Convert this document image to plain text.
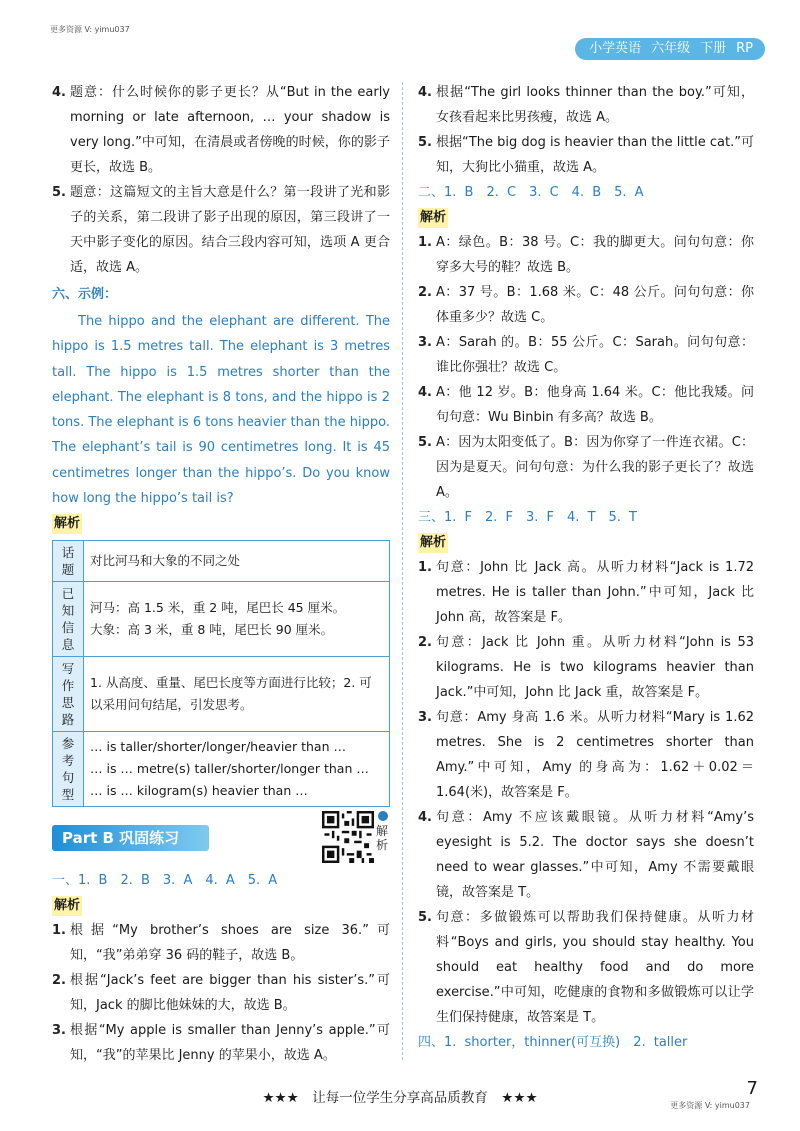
更多资源 V: yimu037
小学英语 六年级 下册 RP
4. 题意：什么时候你的影子更长？从“But in the early morning or late afternoon, … your shadow is very long.”中可知，在清晨或者傍晚的时候，你的影子更长，故选 B。
5. 题意：这篇短文的主旨大意是什么？第一段讲了光和影子的关系，第二段讲了影子出现的原因，第三段讲了一天中影子变化的原因。结合三段内容可知，选项 A 更合适，故选 A。
六、示例：
The hippo and the elephant are different. The hippo is 1.5 metres tall. The elephant is 3 metres tall. The hippo is 1.5 metres shorter than the elephant. The elephant is 8 tons, and the hippo is 2 tons. The elephant is 6 tons heavier than the hippo. The elephant’s tail is 90 centimetres long. It is 45 centimetres longer than the hippo’s. Do you know how long the hippo’s tail is?
解析
话题	对比河马和大象的不同之处
已知信息	河马：高 1.5 米，重 2 吨，尾巴长 45 厘米。
大象：高 3 米，重 8 吨，尾巴长 90 厘米。

写作思路	1. 从高度、重量、尾巴长度等方面进行比较；2. 可以采用问句结尾，引发思考。
参考句型	… is taller/shorter/longer/heavier than …
… is … metre(s) taller/shorter/longer than …
… is … kilogram(s) heavier than …
Part B 巩固练习
一、1. B　2. B　3. A　4. A　5. A
解析
1. 根据“My brother’s shoes are size 36.”可知，“我”弟弟穿 36 码的鞋子，故选 B。
2. 根据“Jack’s feet are bigger than his sister’s.”可知，Jack 的脚比他妹妹的大，故选 B。
3. 根据“My apple is smaller than Jenny’s apple.”可知，“我”的苹果比 Jenny 的苹果小，故选 A。
解析
4. 根据“The girl looks thinner than the boy.”可知，女孩看起来比男孩瘦，故选 A。
5. 根据“The big dog is heavier than the little cat.”可知，大狗比小猫重，故选 A。
二、1. B　2. C　3. C　4. B　5. A
解析
1. A：绿色。B：38 号。C：我的脚更大。问句句意：你穿多大号的鞋？故选 B。
2. A：37 号。B：1.68 米。C：48 公斤。问句句意：你体重多少？故选 C。
3. A：Sarah 的。B：55 公斤。C：Sarah。问句句意：谁比你强壮？故选 C。
4. A：他 12 岁。B：他身高 1.64 米。C：他比我矮。问句句意：Wu Binbin 有多高？故选 B。
5. A：因为太阳变低了。B：因为你穿了一件连衣裙。C：因为是夏天。问句句意：为什么我的影子更长了？故选 A。
三、1. F　2. F　3. F　4. T　5. T
解析
1. 句意：John 比 Jack 高。从听力材料“Jack is 1.72 metres. He is taller than John.”中可知，Jack 比 John 高，故答案是 F。
2. 句意：Jack 比 John 重。从听力材料“John is 53 kilograms. He is two kilograms heavier than Jack.”中可知，John 比 Jack 重，故答案是 F。
3. 句意：Amy 身高 1.6 米。从听力材料“Mary is 1.62 metres. She is 2 centimetres shorter than Amy.”中可知，Amy 的身高为：1.62＋0.02＝1.64(米)，故答案是 F。
4. 句意：Amy 不应该戴眼镜。从听力材料“Amy’s eyesight is 5.2. The doctor says she doesn’t need to wear glasses.”中可知，Amy 不需要戴眼镜，故答案是 T。
5. 句意：多做锻炼可以帮助我们保持健康。从听力材料“Boys and girls, you should stay healthy. You should eat healthy food and do more exercise.”中可知，吃健康的食物和多做锻炼可以让学生们保持健康，故答案是 T。
四、1. shorter，thinner(可互换)　2. taller
★★★　让每一位学生分享高品质教育　★★★	7
更多资源 V: yimu037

* * * * * * *

▶ **What is required**: Go through the data and gather every line that holds "thinner".

▶ **Exercise result**:
4. 根据“The girl looks thinner than the boy.”可知，女孩看起来比男孩瘦，故选 A。
四、1. shorter，thinner(可互换)　2. taller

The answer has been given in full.